GIVEN EXERCISE: The material below should be written out in full and exactly; pictures stay out of the copy.
===
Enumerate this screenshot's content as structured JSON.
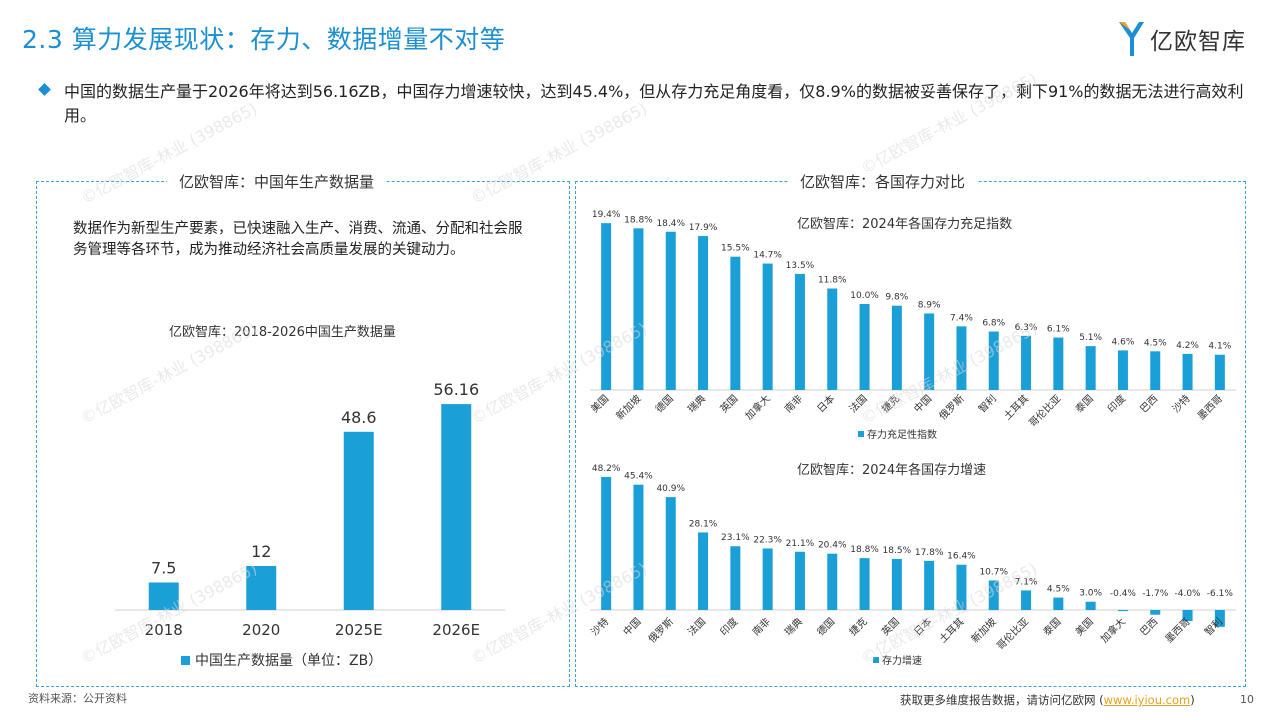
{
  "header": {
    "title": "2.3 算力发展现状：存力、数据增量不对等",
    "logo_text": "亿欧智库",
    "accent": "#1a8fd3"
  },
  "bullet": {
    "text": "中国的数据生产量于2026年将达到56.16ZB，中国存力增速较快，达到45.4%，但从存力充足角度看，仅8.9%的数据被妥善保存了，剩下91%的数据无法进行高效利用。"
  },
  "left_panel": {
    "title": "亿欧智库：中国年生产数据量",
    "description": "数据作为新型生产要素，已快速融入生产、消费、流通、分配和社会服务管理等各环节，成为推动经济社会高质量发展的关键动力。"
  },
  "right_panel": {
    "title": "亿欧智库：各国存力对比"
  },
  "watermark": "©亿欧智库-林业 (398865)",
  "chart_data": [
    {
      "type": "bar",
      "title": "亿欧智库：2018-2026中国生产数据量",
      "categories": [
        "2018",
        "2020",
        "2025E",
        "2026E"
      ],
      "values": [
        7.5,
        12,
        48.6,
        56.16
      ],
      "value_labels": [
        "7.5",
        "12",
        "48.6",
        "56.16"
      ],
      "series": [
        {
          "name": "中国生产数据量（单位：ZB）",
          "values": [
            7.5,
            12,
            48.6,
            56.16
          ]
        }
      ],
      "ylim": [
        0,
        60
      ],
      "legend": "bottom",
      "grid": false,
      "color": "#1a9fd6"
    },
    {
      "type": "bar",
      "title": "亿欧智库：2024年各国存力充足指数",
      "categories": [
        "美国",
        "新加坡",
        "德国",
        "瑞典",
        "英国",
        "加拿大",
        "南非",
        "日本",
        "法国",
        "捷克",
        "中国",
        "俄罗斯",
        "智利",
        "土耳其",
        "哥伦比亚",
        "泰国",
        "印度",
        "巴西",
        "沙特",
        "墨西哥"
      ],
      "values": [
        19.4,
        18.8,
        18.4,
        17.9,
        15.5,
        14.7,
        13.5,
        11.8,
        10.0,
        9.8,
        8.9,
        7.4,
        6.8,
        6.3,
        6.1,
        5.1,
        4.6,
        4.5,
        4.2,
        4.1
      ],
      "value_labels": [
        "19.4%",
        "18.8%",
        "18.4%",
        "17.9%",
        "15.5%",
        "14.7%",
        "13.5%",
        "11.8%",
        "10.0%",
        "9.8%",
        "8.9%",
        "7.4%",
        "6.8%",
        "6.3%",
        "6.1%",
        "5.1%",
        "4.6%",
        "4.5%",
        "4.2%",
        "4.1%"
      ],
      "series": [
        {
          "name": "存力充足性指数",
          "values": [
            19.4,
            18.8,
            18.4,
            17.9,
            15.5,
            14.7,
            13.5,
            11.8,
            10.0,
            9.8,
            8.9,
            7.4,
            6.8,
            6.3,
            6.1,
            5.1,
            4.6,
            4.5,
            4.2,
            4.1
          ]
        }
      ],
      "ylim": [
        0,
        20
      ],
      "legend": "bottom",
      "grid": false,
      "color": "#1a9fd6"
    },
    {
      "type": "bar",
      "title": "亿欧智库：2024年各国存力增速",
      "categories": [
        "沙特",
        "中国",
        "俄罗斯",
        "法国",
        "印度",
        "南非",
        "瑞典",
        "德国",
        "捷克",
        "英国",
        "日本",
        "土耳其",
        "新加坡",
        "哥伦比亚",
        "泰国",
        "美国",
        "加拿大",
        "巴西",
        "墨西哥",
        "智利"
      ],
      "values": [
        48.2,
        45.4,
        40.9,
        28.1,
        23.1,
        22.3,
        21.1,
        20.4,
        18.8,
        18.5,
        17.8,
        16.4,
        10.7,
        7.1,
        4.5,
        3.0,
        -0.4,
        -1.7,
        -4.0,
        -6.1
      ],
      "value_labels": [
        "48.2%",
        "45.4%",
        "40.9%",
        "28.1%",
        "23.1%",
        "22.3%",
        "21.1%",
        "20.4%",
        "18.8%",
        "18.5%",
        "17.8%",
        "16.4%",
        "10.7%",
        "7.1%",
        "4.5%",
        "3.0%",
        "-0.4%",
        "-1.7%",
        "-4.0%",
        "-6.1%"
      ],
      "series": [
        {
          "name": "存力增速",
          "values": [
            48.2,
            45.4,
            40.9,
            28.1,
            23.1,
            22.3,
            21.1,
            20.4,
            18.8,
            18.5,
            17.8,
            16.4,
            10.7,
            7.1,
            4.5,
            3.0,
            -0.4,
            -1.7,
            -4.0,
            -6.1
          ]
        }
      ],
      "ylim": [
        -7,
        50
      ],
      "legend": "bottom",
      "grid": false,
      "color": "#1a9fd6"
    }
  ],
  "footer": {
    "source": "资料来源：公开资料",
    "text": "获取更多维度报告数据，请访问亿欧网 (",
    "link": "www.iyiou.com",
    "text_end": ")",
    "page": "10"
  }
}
===
COMPLETE OUTPUT:
Enumerate this screenshot's content as structured JSON.
{
  "header": {
    "title": "2.3 算力发展现状：存力、数据增量不对等",
    "logo_text": "亿欧智库",
    "accent": "#1a8fd3"
  },
  "bullet": {
    "text": "中国的数据生产量于2026年将达到56.16ZB，中国存力增速较快，达到45.4%，但从存力充足角度看，仅8.9%的数据被妥善保存了，剩下91%的数据无法进行高效利用。"
  },
  "left_panel": {
    "title": "亿欧智库：中国年生产数据量",
    "description": "数据作为新型生产要素，已快速融入生产、消费、流通、分配和社会服务管理等各环节，成为推动经济社会高质量发展的关键动力。"
  },
  "right_panel": {
    "title": "亿欧智库：各国存力对比"
  },
  "watermark": "©亿欧智库-林业 (398865)",
  "chart_data": [
    {
      "type": "bar",
      "title": "亿欧智库：2018-2026中国生产数据量",
      "categories": [
        "2018",
        "2020",
        "2025E",
        "2026E"
      ],
      "values": [
        7.5,
        12,
        48.6,
        56.16
      ],
      "value_labels": [
        "7.5",
        "12",
        "48.6",
        "56.16"
      ],
      "series": [
        {
          "name": "中国生产数据量（单位：ZB）",
          "values": [
            7.5,
            12,
            48.6,
            56.16
          ]
        }
      ],
      "ylim": [
        0,
        60
      ],
      "legend": "bottom",
      "grid": false,
      "color": "#1a9fd6"
    },
    {
      "type": "bar",
      "title": "亿欧智库：2024年各国存力充足指数",
      "categories": [
        "美国",
        "新加坡",
        "德国",
        "瑞典",
        "英国",
        "加拿大",
        "南非",
        "日本",
        "法国",
        "捷克",
        "中国",
        "俄罗斯",
        "智利",
        "土耳其",
        "哥伦比亚",
        "泰国",
        "印度",
        "巴西",
        "沙特",
        "墨西哥"
      ],
      "values": [
        19.4,
        18.8,
        18.4,
        17.9,
        15.5,
        14.7,
        13.5,
        11.8,
        10.0,
        9.8,
        8.9,
        7.4,
        6.8,
        6.3,
        6.1,
        5.1,
        4.6,
        4.5,
        4.2,
        4.1
      ],
      "value_labels": [
        "19.4%",
        "18.8%",
        "18.4%",
        "17.9%",
        "15.5%",
        "14.7%",
        "13.5%",
        "11.8%",
        "10.0%",
        "9.8%",
        "8.9%",
        "7.4%",
        "6.8%",
        "6.3%",
        "6.1%",
        "5.1%",
        "4.6%",
        "4.5%",
        "4.2%",
        "4.1%"
      ],
      "series": [
        {
          "name": "存力充足性指数",
          "values": [
            19.4,
            18.8,
            18.4,
            17.9,
            15.5,
            14.7,
            13.5,
            11.8,
            10.0,
            9.8,
            8.9,
            7.4,
            6.8,
            6.3,
            6.1,
            5.1,
            4.6,
            4.5,
            4.2,
            4.1
          ]
        }
      ],
      "ylim": [
        0,
        20
      ],
      "legend": "bottom",
      "grid": false,
      "color": "#1a9fd6"
    },
    {
      "type": "bar",
      "title": "亿欧智库：2024年各国存力增速",
      "categories": [
        "沙特",
        "中国",
        "俄罗斯",
        "法国",
        "印度",
        "南非",
        "瑞典",
        "德国",
        "捷克",
        "英国",
        "日本",
        "土耳其",
        "新加坡",
        "哥伦比亚",
        "泰国",
        "美国",
        "加拿大",
        "巴西",
        "墨西哥",
        "智利"
      ],
      "values": [
        48.2,
        45.4,
        40.9,
        28.1,
        23.1,
        22.3,
        21.1,
        20.4,
        18.8,
        18.5,
        17.8,
        16.4,
        10.7,
        7.1,
        4.5,
        3.0,
        -0.4,
        -1.7,
        -4.0,
        -6.1
      ],
      "value_labels": [
        "48.2%",
        "45.4%",
        "40.9%",
        "28.1%",
        "23.1%",
        "22.3%",
        "21.1%",
        "20.4%",
        "18.8%",
        "18.5%",
        "17.8%",
        "16.4%",
        "10.7%",
        "7.1%",
        "4.5%",
        "3.0%",
        "-0.4%",
        "-1.7%",
        "-4.0%",
        "-6.1%"
      ],
      "series": [
        {
          "name": "存力增速",
          "values": [
            48.2,
            45.4,
            40.9,
            28.1,
            23.1,
            22.3,
            21.1,
            20.4,
            18.8,
            18.5,
            17.8,
            16.4,
            10.7,
            7.1,
            4.5,
            3.0,
            -0.4,
            -1.7,
            -4.0,
            -6.1
          ]
        }
      ],
      "ylim": [
        -7,
        50
      ],
      "legend": "bottom",
      "grid": false,
      "color": "#1a9fd6"
    }
  ],
  "footer": {
    "source": "资料来源：公开资料",
    "text": "获取更多维度报告数据，请访问亿欧网 (",
    "link": "www.iyiou.com",
    "text_end": ")",
    "page": "10"
  }
}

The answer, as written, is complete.